Using the information.
**1)** In the passage on living with ME, what are the two 'A' words?
**2)** Carry on the passage about living with ME, writing on from its last line.

Passage shown.
________________
Like me though, you will have no doubt learnt lessons along this horrible journey. Your life will be simpler and probably you’ve questioned all kinds of attitudes and beliefs. Your familiar circumstances and relationships are unhinged and you explore deep areas of habits, thought patterns and mindsets. Most people with ME resolve to live differently when their health improves and when it does, most say that their lives are better than before. They have shifted priorities and learned certain wisdom; learned in fact to see the sky.

2. “Every morning is a Sunday morning.”

You probably wake up feeling pretty unrefreshed. And certainly not feeling pretty. ME experts agree that get ting enough rest is vital. Consider how you used to treat Sunday mornings and allow yourself the same languid approach each day. Whilst most doctors say that it’s much better to get up, washed and dressed at a reasonable hour, you can always collapse on the sofa after your (also vital) healthy breakfast.

Have you listened to the early morning traffic news? Hearing about hundreds of people trapped on the M25 at 8 a.m. is quite a good antidote to self-pity. So is listening to the morning birdsong. So have an easy Sunday morning everyday.

3. “Live your life not your illness.”

When a chronic illness first strikes, we naturally think of little else. In my case, I think I talked of little else, so extra thanks there to my family and friends who stuck by and kept listening.

As time goes on most of us adapt to some extent. What choices is there? The two ‘A’ words apply here - accepting and adapting. The more we can accept the fact of what has happened, come to terms with it and face it square on, the more we can start to adapt our lives. Adapting your life means lowering your sights, redefining ‘useful’ and ‘functional’, finding different things you can still enjoy, and not hankering too much after the many activities lost.

So what is meant by living your illness? This is the opposite approach, where one makes an already tough life tougher. Do you define everything in terms of your illness? Do you think your day is always worse than your healthy friends day? What if he lost his job that day, or his mother? Do you fear the worst and convince yourself every new twinge or rough patch is the start of a major relapse? Perhaps you have a need to tell everyone the latest development in your symptoms.

All these things are understandable but, do them too much and you’ll soon be living your illness and bypassing your life.

4. “Life is a book full of chapters.”
________________
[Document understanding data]
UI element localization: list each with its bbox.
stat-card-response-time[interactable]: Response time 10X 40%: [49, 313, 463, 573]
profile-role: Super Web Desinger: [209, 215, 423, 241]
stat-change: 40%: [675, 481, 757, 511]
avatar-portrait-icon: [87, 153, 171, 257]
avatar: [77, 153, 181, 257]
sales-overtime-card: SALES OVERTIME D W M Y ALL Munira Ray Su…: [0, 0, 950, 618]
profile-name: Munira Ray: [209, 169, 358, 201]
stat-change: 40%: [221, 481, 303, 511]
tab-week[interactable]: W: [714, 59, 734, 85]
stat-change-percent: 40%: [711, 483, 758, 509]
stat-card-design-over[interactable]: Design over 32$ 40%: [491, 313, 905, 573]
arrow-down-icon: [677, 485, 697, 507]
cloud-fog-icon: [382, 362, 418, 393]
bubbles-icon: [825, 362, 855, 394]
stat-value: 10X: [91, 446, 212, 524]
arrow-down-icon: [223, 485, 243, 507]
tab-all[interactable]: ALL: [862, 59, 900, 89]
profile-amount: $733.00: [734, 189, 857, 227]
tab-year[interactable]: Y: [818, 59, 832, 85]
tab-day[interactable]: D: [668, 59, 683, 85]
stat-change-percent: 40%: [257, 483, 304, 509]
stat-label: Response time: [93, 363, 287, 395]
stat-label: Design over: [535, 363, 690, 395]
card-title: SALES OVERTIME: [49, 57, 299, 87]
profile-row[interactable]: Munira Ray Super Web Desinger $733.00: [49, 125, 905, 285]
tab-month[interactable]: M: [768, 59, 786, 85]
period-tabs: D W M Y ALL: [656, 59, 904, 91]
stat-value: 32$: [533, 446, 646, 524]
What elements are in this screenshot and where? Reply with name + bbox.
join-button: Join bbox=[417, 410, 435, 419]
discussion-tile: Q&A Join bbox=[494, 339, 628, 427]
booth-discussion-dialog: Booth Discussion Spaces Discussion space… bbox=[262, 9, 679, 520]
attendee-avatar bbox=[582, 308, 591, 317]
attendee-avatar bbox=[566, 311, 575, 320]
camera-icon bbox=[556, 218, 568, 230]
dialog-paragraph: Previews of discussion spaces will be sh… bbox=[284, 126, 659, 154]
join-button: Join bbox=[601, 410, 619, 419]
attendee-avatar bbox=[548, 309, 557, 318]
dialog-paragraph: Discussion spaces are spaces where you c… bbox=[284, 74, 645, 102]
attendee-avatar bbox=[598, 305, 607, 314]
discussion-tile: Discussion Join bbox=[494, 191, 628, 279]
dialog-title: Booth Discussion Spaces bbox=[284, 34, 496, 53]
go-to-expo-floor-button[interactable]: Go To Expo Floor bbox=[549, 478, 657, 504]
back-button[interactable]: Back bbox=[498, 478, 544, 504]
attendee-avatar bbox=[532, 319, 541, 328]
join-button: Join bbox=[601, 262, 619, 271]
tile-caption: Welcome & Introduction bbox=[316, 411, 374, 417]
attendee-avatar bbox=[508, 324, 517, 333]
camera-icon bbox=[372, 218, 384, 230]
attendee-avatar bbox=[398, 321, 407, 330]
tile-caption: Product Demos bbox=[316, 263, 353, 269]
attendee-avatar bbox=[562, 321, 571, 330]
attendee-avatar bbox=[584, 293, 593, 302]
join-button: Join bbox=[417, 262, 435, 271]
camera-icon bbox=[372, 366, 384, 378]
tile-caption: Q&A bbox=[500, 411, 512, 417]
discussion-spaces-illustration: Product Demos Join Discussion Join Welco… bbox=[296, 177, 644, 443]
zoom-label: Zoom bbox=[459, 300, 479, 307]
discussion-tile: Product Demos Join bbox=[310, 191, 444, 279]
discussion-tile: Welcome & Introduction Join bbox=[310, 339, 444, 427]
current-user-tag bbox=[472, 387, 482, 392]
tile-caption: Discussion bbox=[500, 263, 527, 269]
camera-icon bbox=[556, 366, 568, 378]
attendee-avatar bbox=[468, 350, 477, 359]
________________
Task answers.
**1)** Accepting and adapting.

**2)**
I learned this one from my neighbour whose husband died a horrendous death aged 52 for a brain disease, leaving her with two children, just into their teens. “Life will never be the same” she told me, “but there are still new chapters to be lived.”

It helps to let go of ‘previous chapters’, and not hanker after what we once had. My mountain-bike, for example, still sits in the garage. I've learnt not to go and look at it. There may be other chapters, where I can.

5. “Very short of energy but never short of time.”

One of the hardest challenges with ME is accepting limitations. Most of us struggle to carry out simple chores, but most of us also find that time hangs heavy. We look around us at a world full of people charging around endlessly busy. We wonder how they do it.

It’s easy to start thinking that they have everything and we have nothing. But that’s another of those mindsets that needs to be challenged. The one thing have more of is time.

Remember the M25 traffic example previously. I said earlier that we need to find things we can still enjoy. Activities like reading, listening to the radio and the internet can all be rewarding, even if you have to enjoy them in short measures.

The more you can meet and talk to other people with ME, the more ideas you get for productively filling your time. One also needs to change the old rush-rush attitude of ‘getting the job done’. One friend of mine who loves gardening told me “I can only work in 15-minute chunks but if I do three of those a day, I can transform the garden in a fortnight.” Another friend with ME read 48 books in a year, keeping track of his perusals by writing down the title and a brief paragraph about each in a special notebook. Keeping a record of such things will increase your sense of achievement.

Small recompense it may be, but time can be a gift.